* _Exercise prompt_:
Copy every line of the data in which the word "shape" occurs.

* _Rows_:
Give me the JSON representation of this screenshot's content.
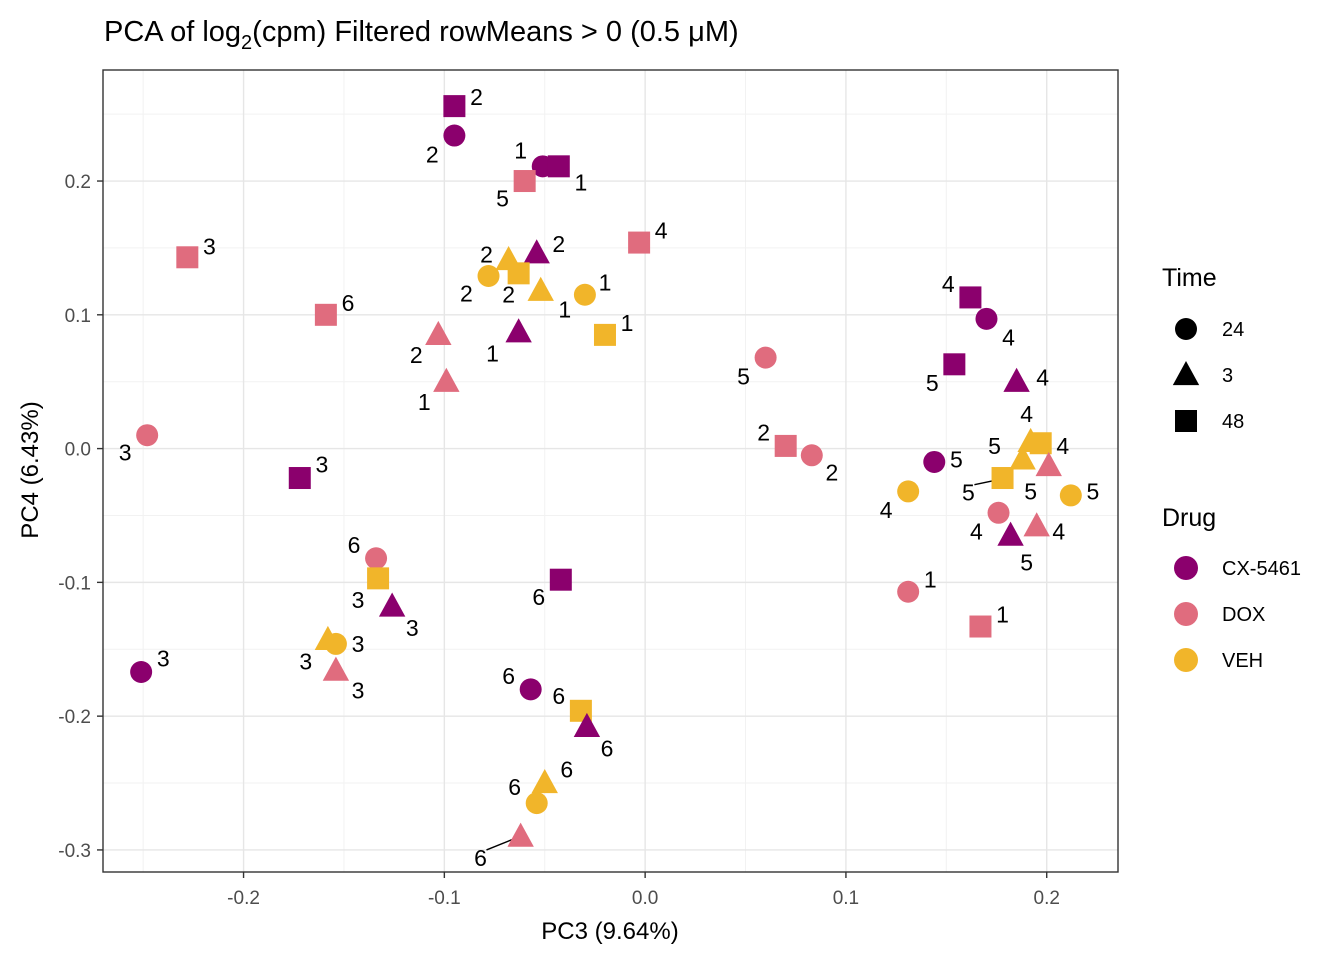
{
  "chart_data": {
    "type": "scatter",
    "title": {
      "prefix": "PCA of log",
      "subscript": "2",
      "suffix": "(cpm) Filtered rowMeans > 0 (0.5 μM)"
    },
    "xlabel": "PC3 (9.64%)",
    "ylabel": "PC4 (6.43%)",
    "xlim": [
      -0.27,
      0.2355
    ],
    "ylim": [
      -0.3165,
      0.283
    ],
    "xticks": [
      -0.2,
      -0.1,
      0.0,
      0.1,
      0.2
    ],
    "xtick_labels": [
      "-0.2",
      "-0.1",
      "0.0",
      "0.1",
      "0.2"
    ],
    "yticks": [
      -0.3,
      -0.2,
      -0.1,
      0.0,
      0.1,
      0.2
    ],
    "ytick_labels": [
      "-0.3",
      "-0.2",
      "-0.1",
      "0.0",
      "0.1",
      "0.2"
    ],
    "grid": true,
    "legend_time": {
      "title": "Time",
      "entries": [
        {
          "label": "24",
          "shape": "circle"
        },
        {
          "label": "3",
          "shape": "triangle"
        },
        {
          "label": "48",
          "shape": "square"
        }
      ]
    },
    "legend_drug": {
      "title": "Drug",
      "entries": [
        {
          "label": "CX-5461",
          "color": "#8B006D"
        },
        {
          "label": "DOX",
          "color": "#E06C7E"
        },
        {
          "label": "VEH",
          "color": "#F1B52A"
        }
      ]
    },
    "colors": {
      "CX-5461": "#8B006D",
      "DOX": "#E06C7E",
      "VEH": "#F1B52A"
    },
    "points": [
      {
        "x": -0.095,
        "y": 0.256,
        "drug": "CX-5461",
        "time": "48",
        "label": "2",
        "ldx": 0.011,
        "ldy": 0.007
      },
      {
        "x": -0.095,
        "y": 0.234,
        "drug": "CX-5461",
        "time": "24",
        "label": "2",
        "ldx": -0.011,
        "ldy": -0.014
      },
      {
        "x": -0.051,
        "y": 0.211,
        "drug": "CX-5461",
        "time": "24",
        "label": "1",
        "ldx": -0.011,
        "ldy": 0.012
      },
      {
        "x": -0.043,
        "y": 0.211,
        "drug": "CX-5461",
        "time": "48",
        "label": "1",
        "ldx": 0.011,
        "ldy": -0.012
      },
      {
        "x": -0.06,
        "y": 0.2,
        "drug": "DOX",
        "time": "48",
        "label": "5",
        "ldx": -0.011,
        "ldy": -0.013
      },
      {
        "x": -0.228,
        "y": 0.143,
        "drug": "DOX",
        "time": "48",
        "label": "3",
        "ldx": 0.011,
        "ldy": 0.008
      },
      {
        "x": -0.003,
        "y": 0.154,
        "drug": "DOX",
        "time": "48",
        "label": "4",
        "ldx": 0.011,
        "ldy": 0.009
      },
      {
        "x": -0.054,
        "y": 0.146,
        "drug": "CX-5461",
        "time": "3",
        "label": "2",
        "ldx": 0.011,
        "ldy": 0.007
      },
      {
        "x": -0.068,
        "y": 0.141,
        "drug": "VEH",
        "time": "3",
        "label": "2",
        "ldx": -0.011,
        "ldy": 0.004
      },
      {
        "x": -0.063,
        "y": 0.131,
        "drug": "VEH",
        "time": "48",
        "label": "2",
        "ldx": -0.005,
        "ldy": -0.016
      },
      {
        "x": -0.078,
        "y": 0.129,
        "drug": "VEH",
        "time": "24",
        "label": "2",
        "ldx": -0.011,
        "ldy": -0.013
      },
      {
        "x": -0.052,
        "y": 0.118,
        "drug": "VEH",
        "time": "3",
        "label": "1",
        "ldx": 0.012,
        "ldy": -0.014
      },
      {
        "x": -0.03,
        "y": 0.115,
        "drug": "VEH",
        "time": "24",
        "label": "1",
        "ldx": 0.01,
        "ldy": 0.009
      },
      {
        "x": -0.02,
        "y": 0.085,
        "drug": "VEH",
        "time": "48",
        "label": "1",
        "ldx": 0.011,
        "ldy": 0.009
      },
      {
        "x": -0.159,
        "y": 0.1,
        "drug": "DOX",
        "time": "48",
        "label": "6",
        "ldx": 0.011,
        "ldy": 0.009
      },
      {
        "x": -0.103,
        "y": 0.085,
        "drug": "DOX",
        "time": "3",
        "label": "2",
        "ldx": -0.011,
        "ldy": -0.015
      },
      {
        "x": -0.063,
        "y": 0.087,
        "drug": "CX-5461",
        "time": "3",
        "label": "1",
        "ldx": -0.013,
        "ldy": -0.016
      },
      {
        "x": -0.099,
        "y": 0.05,
        "drug": "DOX",
        "time": "3",
        "label": "1",
        "ldx": -0.011,
        "ldy": -0.015
      },
      {
        "x": -0.248,
        "y": 0.01,
        "drug": "DOX",
        "time": "24",
        "label": "3",
        "ldx": -0.011,
        "ldy": -0.013
      },
      {
        "x": -0.172,
        "y": -0.022,
        "drug": "CX-5461",
        "time": "48",
        "label": "3",
        "ldx": 0.011,
        "ldy": 0.01
      },
      {
        "x": 0.06,
        "y": 0.068,
        "drug": "DOX",
        "time": "24",
        "label": "5",
        "ldx": -0.011,
        "ldy": -0.014
      },
      {
        "x": 0.07,
        "y": 0.002,
        "drug": "DOX",
        "time": "48",
        "label": "2",
        "ldx": -0.011,
        "ldy": 0.01
      },
      {
        "x": 0.083,
        "y": -0.005,
        "drug": "DOX",
        "time": "24",
        "label": "2",
        "ldx": 0.01,
        "ldy": -0.013
      },
      {
        "x": 0.162,
        "y": 0.113,
        "drug": "CX-5461",
        "time": "48",
        "label": "4",
        "ldx": -0.011,
        "ldy": 0.01
      },
      {
        "x": 0.17,
        "y": 0.097,
        "drug": "CX-5461",
        "time": "24",
        "label": "4",
        "ldx": 0.011,
        "ldy": -0.014
      },
      {
        "x": 0.154,
        "y": 0.063,
        "drug": "CX-5461",
        "time": "48",
        "label": "5",
        "ldx": -0.011,
        "ldy": -0.014
      },
      {
        "x": 0.185,
        "y": 0.05,
        "drug": "CX-5461",
        "time": "3",
        "label": "4",
        "ldx": 0.013,
        "ldy": 0.003
      },
      {
        "x": 0.144,
        "y": -0.01,
        "drug": "CX-5461",
        "time": "24",
        "label": "5",
        "ldx": 0.011,
        "ldy": 0.002
      },
      {
        "x": 0.192,
        "y": 0.005,
        "drug": "VEH",
        "time": "3",
        "label": "4",
        "ldx": -0.002,
        "ldy": 0.021
      },
      {
        "x": 0.197,
        "y": 0.004,
        "drug": "VEH",
        "time": "48",
        "label": "4",
        "ldx": 0.011,
        "ldy": -0.002
      },
      {
        "x": 0.188,
        "y": -0.008,
        "drug": "VEH",
        "time": "3",
        "label": "5",
        "ldx": -0.014,
        "ldy": 0.01
      },
      {
        "x": 0.201,
        "y": -0.013,
        "drug": "DOX",
        "time": "3",
        "label": "5",
        "ldx": -0.009,
        "ldy": -0.019
      },
      {
        "x": 0.178,
        "y": -0.022,
        "drug": "VEH",
        "time": "48",
        "label": "5",
        "ldx": -0.017,
        "ldy": -0.011,
        "leader": true
      },
      {
        "x": 0.131,
        "y": -0.032,
        "drug": "VEH",
        "time": "24",
        "label": "4",
        "ldx": -0.011,
        "ldy": -0.014
      },
      {
        "x": 0.212,
        "y": -0.035,
        "drug": "VEH",
        "time": "24",
        "label": "5",
        "ldx": 0.011,
        "ldy": 0.003
      },
      {
        "x": 0.176,
        "y": -0.048,
        "drug": "DOX",
        "time": "24",
        "label": "4",
        "ldx": -0.011,
        "ldy": -0.014
      },
      {
        "x": 0.195,
        "y": -0.058,
        "drug": "DOX",
        "time": "3",
        "label": "4",
        "ldx": 0.011,
        "ldy": -0.004
      },
      {
        "x": 0.182,
        "y": -0.065,
        "drug": "CX-5461",
        "time": "3",
        "label": "5",
        "ldx": 0.008,
        "ldy": -0.02
      },
      {
        "x": 0.131,
        "y": -0.107,
        "drug": "DOX",
        "time": "24",
        "label": "1",
        "ldx": 0.011,
        "ldy": 0.009
      },
      {
        "x": 0.167,
        "y": -0.133,
        "drug": "DOX",
        "time": "48",
        "label": "1",
        "ldx": 0.011,
        "ldy": 0.009
      },
      {
        "x": -0.042,
        "y": -0.098,
        "drug": "CX-5461",
        "time": "48",
        "label": "6",
        "ldx": -0.011,
        "ldy": -0.013
      },
      {
        "x": -0.134,
        "y": -0.082,
        "drug": "DOX",
        "time": "24",
        "label": "6",
        "ldx": -0.011,
        "ldy": 0.01
      },
      {
        "x": -0.133,
        "y": -0.097,
        "drug": "VEH",
        "time": "48",
        "label": "3",
        "ldx": -0.01,
        "ldy": -0.016
      },
      {
        "x": -0.126,
        "y": -0.118,
        "drug": "CX-5461",
        "time": "3",
        "label": "3",
        "ldx": 0.01,
        "ldy": -0.016
      },
      {
        "x": -0.158,
        "y": -0.143,
        "drug": "VEH",
        "time": "3",
        "label": "3",
        "ldx": -0.011,
        "ldy": -0.016
      },
      {
        "x": -0.154,
        "y": -0.146,
        "drug": "VEH",
        "time": "24",
        "label": "3",
        "ldx": 0.011,
        "ldy": 0.0
      },
      {
        "x": -0.154,
        "y": -0.166,
        "drug": "DOX",
        "time": "3",
        "label": "3",
        "ldx": 0.011,
        "ldy": -0.015
      },
      {
        "x": -0.251,
        "y": -0.167,
        "drug": "CX-5461",
        "time": "24",
        "label": "3",
        "ldx": 0.011,
        "ldy": 0.01
      },
      {
        "x": -0.057,
        "y": -0.18,
        "drug": "CX-5461",
        "time": "24",
        "label": "6",
        "ldx": -0.011,
        "ldy": 0.01
      },
      {
        "x": -0.032,
        "y": -0.196,
        "drug": "VEH",
        "time": "48",
        "label": "6",
        "ldx": -0.011,
        "ldy": 0.011
      },
      {
        "x": -0.029,
        "y": -0.208,
        "drug": "CX-5461",
        "time": "3",
        "label": "6",
        "ldx": 0.01,
        "ldy": -0.016
      },
      {
        "x": -0.05,
        "y": -0.25,
        "drug": "VEH",
        "time": "3",
        "label": "6",
        "ldx": 0.011,
        "ldy": 0.01
      },
      {
        "x": -0.054,
        "y": -0.265,
        "drug": "VEH",
        "time": "24",
        "label": "6",
        "ldx": -0.011,
        "ldy": 0.012
      },
      {
        "x": -0.062,
        "y": -0.29,
        "drug": "DOX",
        "time": "3",
        "label": "6",
        "ldx": -0.02,
        "ldy": -0.016,
        "leader": true
      }
    ]
  }
}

* _Exercise answer_:
          "shape": "circle"
          "shape": "triangle"
          "shape": "square"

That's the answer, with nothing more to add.